Requirements:
Print the listing as it stands, omitting all images.

------------------------

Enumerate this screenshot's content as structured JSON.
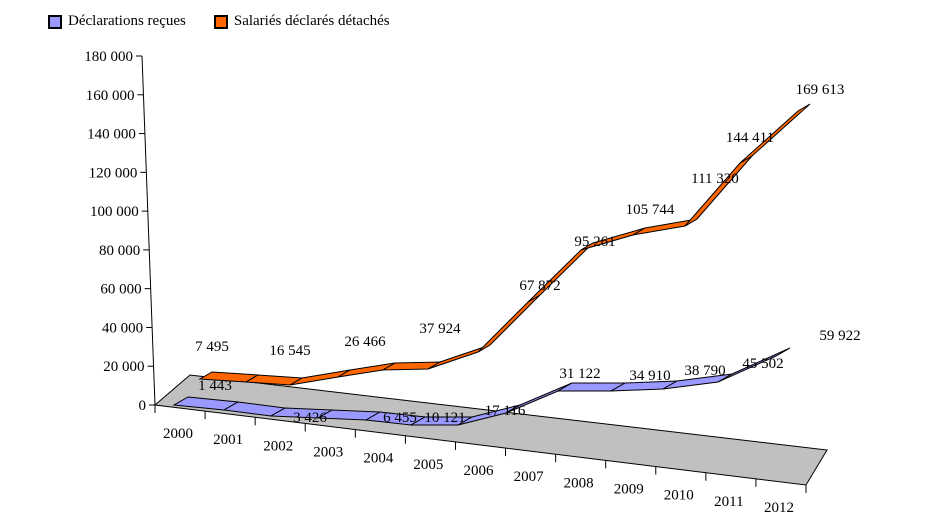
{
  "chart_data": {
    "type": "line",
    "style": "3d-line",
    "title": "",
    "xlabel": "",
    "ylabel": "",
    "ylim": [
      0,
      180000
    ],
    "yticks": [
      "0",
      "20 000",
      "40 000",
      "60 000",
      "80 000",
      "100 000",
      "120 000",
      "140 000",
      "160 000",
      "180 000"
    ],
    "categories": [
      "2000",
      "2001",
      "2002",
      "2003",
      "2004",
      "2005",
      "2006",
      "2007",
      "2008",
      "2009",
      "2010",
      "2011",
      "2012"
    ],
    "legend_position": "top-left",
    "series": [
      {
        "name": "Déclarations reçues",
        "color": "#9999ff",
        "data_labels": [
          "1 443",
          "3 426",
          "6 455",
          "10 121",
          "17 116",
          "31 122",
          "34 910",
          "38 790",
          "45 502",
          "59 922"
        ],
        "values": [
          1443,
          null,
          3426,
          null,
          6455,
          10121,
          17116,
          31122,
          34910,
          38790,
          null,
          45502,
          59922
        ]
      },
      {
        "name": "Salariés déclarés détachés",
        "color": "#ff6600",
        "data_labels": [
          "7 495",
          "16 545",
          "26 466",
          "37 924",
          "67 872",
          "95 261",
          "105 744",
          "111 320",
          "144 411",
          "169 613"
        ],
        "values": [
          7495,
          null,
          16545,
          null,
          26466,
          37924,
          67872,
          95261,
          105744,
          111320,
          null,
          144411,
          169613
        ]
      }
    ]
  },
  "legend": {
    "items": [
      {
        "label": "Déclarations reçues",
        "color": "#9999ff"
      },
      {
        "label": "Salariés déclarés détachés",
        "color": "#ff6600"
      }
    ]
  }
}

------------------------

The response:
Enumerate this screenshot's content as structured JSON.
{
  "chart_data": {
    "type": "line",
    "style": "3d-line",
    "title": "",
    "xlabel": "",
    "ylabel": "",
    "ylim": [
      0,
      180000
    ],
    "yticks": [
      "0",
      "20 000",
      "40 000",
      "60 000",
      "80 000",
      "100 000",
      "120 000",
      "140 000",
      "160 000",
      "180 000"
    ],
    "categories": [
      "2000",
      "2001",
      "2002",
      "2003",
      "2004",
      "2005",
      "2006",
      "2007",
      "2008",
      "2009",
      "2010",
      "2011",
      "2012"
    ],
    "legend_position": "top-left",
    "series": [
      {
        "name": "Déclarations reçues",
        "color": "#9999ff",
        "data_labels": [
          "1 443",
          "3 426",
          "6 455",
          "10 121",
          "17 116",
          "31 122",
          "34 910",
          "38 790",
          "45 502",
          "59 922"
        ],
        "values": [
          1443,
          null,
          3426,
          null,
          6455,
          10121,
          17116,
          31122,
          34910,
          38790,
          null,
          45502,
          59922
        ]
      },
      {
        "name": "Salariés déclarés détachés",
        "color": "#ff6600",
        "data_labels": [
          "7 495",
          "16 545",
          "26 466",
          "37 924",
          "67 872",
          "95 261",
          "105 744",
          "111 320",
          "144 411",
          "169 613"
        ],
        "values": [
          7495,
          null,
          16545,
          null,
          26466,
          37924,
          67872,
          95261,
          105744,
          111320,
          null,
          144411,
          169613
        ]
      }
    ]
  },
  "legend": {
    "items": [
      {
        "label": "Déclarations reçues",
        "color": "#9999ff"
      },
      {
        "label": "Salariés déclarés détachés",
        "color": "#ff6600"
      }
    ]
  }
}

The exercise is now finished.